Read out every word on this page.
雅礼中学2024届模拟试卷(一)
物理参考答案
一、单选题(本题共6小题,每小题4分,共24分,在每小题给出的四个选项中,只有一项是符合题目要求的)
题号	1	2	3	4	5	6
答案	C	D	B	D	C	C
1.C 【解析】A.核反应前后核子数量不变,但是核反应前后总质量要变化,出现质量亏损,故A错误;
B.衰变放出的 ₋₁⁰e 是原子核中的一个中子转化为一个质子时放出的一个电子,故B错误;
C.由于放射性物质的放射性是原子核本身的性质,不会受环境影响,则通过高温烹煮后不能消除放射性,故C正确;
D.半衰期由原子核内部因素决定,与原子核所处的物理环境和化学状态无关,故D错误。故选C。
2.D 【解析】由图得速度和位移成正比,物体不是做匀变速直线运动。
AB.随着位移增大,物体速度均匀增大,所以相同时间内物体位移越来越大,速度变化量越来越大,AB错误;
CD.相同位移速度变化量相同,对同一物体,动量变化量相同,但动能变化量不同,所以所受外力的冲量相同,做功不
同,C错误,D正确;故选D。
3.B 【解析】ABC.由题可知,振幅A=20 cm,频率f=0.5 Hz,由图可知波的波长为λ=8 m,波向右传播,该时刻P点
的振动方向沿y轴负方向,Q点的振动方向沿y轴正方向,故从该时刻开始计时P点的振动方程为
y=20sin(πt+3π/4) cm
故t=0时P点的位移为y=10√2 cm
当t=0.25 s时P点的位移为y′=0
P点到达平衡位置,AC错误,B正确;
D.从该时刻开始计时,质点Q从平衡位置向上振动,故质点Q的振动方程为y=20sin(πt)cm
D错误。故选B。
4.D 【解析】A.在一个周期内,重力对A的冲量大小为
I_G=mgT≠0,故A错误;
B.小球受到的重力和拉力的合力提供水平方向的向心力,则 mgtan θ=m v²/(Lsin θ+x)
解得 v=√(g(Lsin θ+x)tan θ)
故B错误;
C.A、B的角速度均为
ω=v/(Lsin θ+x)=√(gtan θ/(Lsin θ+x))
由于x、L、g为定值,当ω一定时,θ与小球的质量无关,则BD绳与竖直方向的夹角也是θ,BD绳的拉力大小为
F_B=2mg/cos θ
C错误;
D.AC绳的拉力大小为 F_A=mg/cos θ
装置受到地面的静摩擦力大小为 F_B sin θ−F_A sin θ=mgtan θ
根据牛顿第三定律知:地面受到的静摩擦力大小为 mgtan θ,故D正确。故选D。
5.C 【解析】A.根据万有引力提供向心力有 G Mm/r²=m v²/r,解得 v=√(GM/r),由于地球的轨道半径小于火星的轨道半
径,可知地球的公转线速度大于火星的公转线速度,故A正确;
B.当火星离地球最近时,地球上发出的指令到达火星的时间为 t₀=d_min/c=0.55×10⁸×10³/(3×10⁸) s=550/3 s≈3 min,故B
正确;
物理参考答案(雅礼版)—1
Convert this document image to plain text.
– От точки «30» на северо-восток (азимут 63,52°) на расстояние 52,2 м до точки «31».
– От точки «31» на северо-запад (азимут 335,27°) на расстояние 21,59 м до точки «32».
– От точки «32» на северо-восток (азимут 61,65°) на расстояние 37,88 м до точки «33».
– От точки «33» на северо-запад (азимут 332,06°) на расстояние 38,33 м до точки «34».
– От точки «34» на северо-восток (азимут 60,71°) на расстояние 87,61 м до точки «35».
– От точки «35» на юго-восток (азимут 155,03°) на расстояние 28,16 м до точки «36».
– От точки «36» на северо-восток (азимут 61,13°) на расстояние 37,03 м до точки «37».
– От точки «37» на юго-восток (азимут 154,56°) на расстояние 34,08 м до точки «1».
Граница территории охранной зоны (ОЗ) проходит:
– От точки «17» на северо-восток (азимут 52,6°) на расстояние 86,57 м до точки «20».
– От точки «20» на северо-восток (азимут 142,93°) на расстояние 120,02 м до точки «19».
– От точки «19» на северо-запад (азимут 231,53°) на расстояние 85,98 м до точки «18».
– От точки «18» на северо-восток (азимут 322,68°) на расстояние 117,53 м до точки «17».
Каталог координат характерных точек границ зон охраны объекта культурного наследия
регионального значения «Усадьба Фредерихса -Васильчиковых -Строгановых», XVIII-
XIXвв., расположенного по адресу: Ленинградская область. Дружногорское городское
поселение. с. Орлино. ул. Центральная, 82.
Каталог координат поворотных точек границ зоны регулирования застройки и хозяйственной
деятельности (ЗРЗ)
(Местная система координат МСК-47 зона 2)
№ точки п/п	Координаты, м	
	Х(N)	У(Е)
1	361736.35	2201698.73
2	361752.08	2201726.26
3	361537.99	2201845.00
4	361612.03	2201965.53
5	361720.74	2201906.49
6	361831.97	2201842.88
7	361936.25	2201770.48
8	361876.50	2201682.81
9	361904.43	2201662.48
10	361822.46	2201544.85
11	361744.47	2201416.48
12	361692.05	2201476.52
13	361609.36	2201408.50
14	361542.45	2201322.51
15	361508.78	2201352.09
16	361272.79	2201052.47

★ ★ ★ ★ ★ ★ ★

# WHAT THE TASK ASKS
Show the data once more, exactly as it was written.

# RESPONSE FOR THIS EXERCISE
Read out every word on this page.
雅礼中学2024届模拟试卷(一)
物理参考答案
一、单选题(本题共6小题,每小题4分,共24分,在每小题给出的四个选项中,只有一项是符合题目要求的)
题号	1	2	3	4	5	6
答案	C	D	B	D	C	C
1.C 【解析】A.核反应前后核子数量不变,但是核反应前后总质量要变化,出现质量亏损,故A错误;
B.衰变放出的 ₋₁⁰e 是原子核中的一个中子转化为一个质子时放出的一个电子,故B错误;
C.由于放射性物质的放射性是原子核本身的性质,不会受环境影响,则通过高温烹煮后不能消除放射性,故C正确;
D.半衰期由原子核内部因素决定,与原子核所处的物理环境和化学状态无关,故D错误。故选C。
2.D 【解析】由图得速度和位移成正比,物体不是做匀变速直线运动。
AB.随着位移增大,物体速度均匀增大,所以相同时间内物体位移越来越大,速度变化量越来越大,AB错误;
CD.相同位移速度变化量相同,对同一物体,动量变化量相同,但动能变化量不同,所以所受外力的冲量相同,做功不
同,C错误,D正确;故选D。
3.B 【解析】ABC.由题可知,振幅A=20 cm,频率f=0.5 Hz,由图可知波的波长为λ=8 m,波向右传播,该时刻P点
的振动方向沿y轴负方向,Q点的振动方向沿y轴正方向,故从该时刻开始计时P点的振动方程为
y=20sin(πt+3π/4) cm
故t=0时P点的位移为y=10√2 cm
当t=0.25 s时P点的位移为y′=0
P点到达平衡位置,AC错误,B正确;
D.从该时刻开始计时,质点Q从平衡位置向上振动,故质点Q的振动方程为y=20sin(πt)cm
D错误。故选B。
4.D 【解析】A.在一个周期内,重力对A的冲量大小为
I_G=mgT≠0,故A错误;
B.小球受到的重力和拉力的合力提供水平方向的向心力,则 mgtan θ=m v²/(Lsin θ+x)
解得 v=√(g(Lsin θ+x)tan θ)
故B错误;
C.A、B的角速度均为
ω=v/(Lsin θ+x)=√(gtan θ/(Lsin θ+x))
由于x、L、g为定值,当ω一定时,θ与小球的质量无关,则BD绳与竖直方向的夹角也是θ,BD绳的拉力大小为
F_B=2mg/cos θ
C错误;
D.AC绳的拉力大小为 F_A=mg/cos θ
装置受到地面的静摩擦力大小为 F_B sin θ−F_A sin θ=mgtan θ
根据牛顿第三定律知:地面受到的静摩擦力大小为 mgtan θ,故D正确。故选D。
5.C 【解析】A.根据万有引力提供向心力有 G Mm/r²=m v²/r,解得 v=√(GM/r),由于地球的轨道半径小于火星的轨道半
径,可知地球的公转线速度大于火星的公转线速度,故A正确;
B.当火星离地球最近时,地球上发出的指令到达火星的时间为 t₀=d_min/c=0.55×10⁸×10³/(3×10⁸) s=550/3 s≈3 min,故B
正确;
物理参考答案(雅礼版)—1
Convert this document image to plain text.
– От точки «30» на северо-восток (азимут 63,52°) на расстояние 52,2 м до точки «31».
– От точки «31» на северо-запад (азимут 335,27°) на расстояние 21,59 м до точки «32».
– От точки «32» на северо-восток (азимут 61,65°) на расстояние 37,88 м до точки «33».
– От точки «33» на северо-запад (азимут 332,06°) на расстояние 38,33 м до точки «34».
– От точки «34» на северо-восток (азимут 60,71°) на расстояние 87,61 м до точки «35».
– От точки «35» на юго-восток (азимут 155,03°) на расстояние 28,16 м до точки «36».
– От точки «36» на северо-восток (азимут 61,13°) на расстояние 37,03 м до точки «37».
– От точки «37» на юго-восток (азимут 154,56°) на расстояние 34,08 м до точки «1».
Граница территории охранной зоны (ОЗ) проходит:
– От точки «17» на северо-восток (азимут 52,6°) на расстояние 86,57 м до точки «20».
– От точки «20» на северо-восток (азимут 142,93°) на расстояние 120,02 м до точки «19».
– От точки «19» на северо-запад (азимут 231,53°) на расстояние 85,98 м до точки «18».
– От точки «18» на северо-восток (азимут 322,68°) на расстояние 117,53 м до точки «17».
Каталог координат характерных точек границ зон охраны объекта культурного наследия
регионального значения «Усадьба Фредерихса -Васильчиковых -Строгановых», XVIII-
XIXвв., расположенного по адресу: Ленинградская область. Дружногорское городское
поселение. с. Орлино. ул. Центральная, 82.
Каталог координат поворотных точек границ зоны регулирования застройки и хозяйственной
деятельности (ЗРЗ)
(Местная система координат МСК-47 зона 2)
№ точки п/п	Координаты, м	
	Х(N)	У(Е)
1	361736.35	2201698.73
2	361752.08	2201726.26
3	361537.99	2201845.00
4	361612.03	2201965.53
5	361720.74	2201906.49
6	361831.97	2201842.88
7	361936.25	2201770.48
8	361876.50	2201682.81
9	361904.43	2201662.48
10	361822.46	2201544.85
11	361744.47	2201416.48
12	361692.05	2201476.52
13	361609.36	2201408.50
14	361542.45	2201322.51
15	361508.78	2201352.09
16	361272.79	2201052.47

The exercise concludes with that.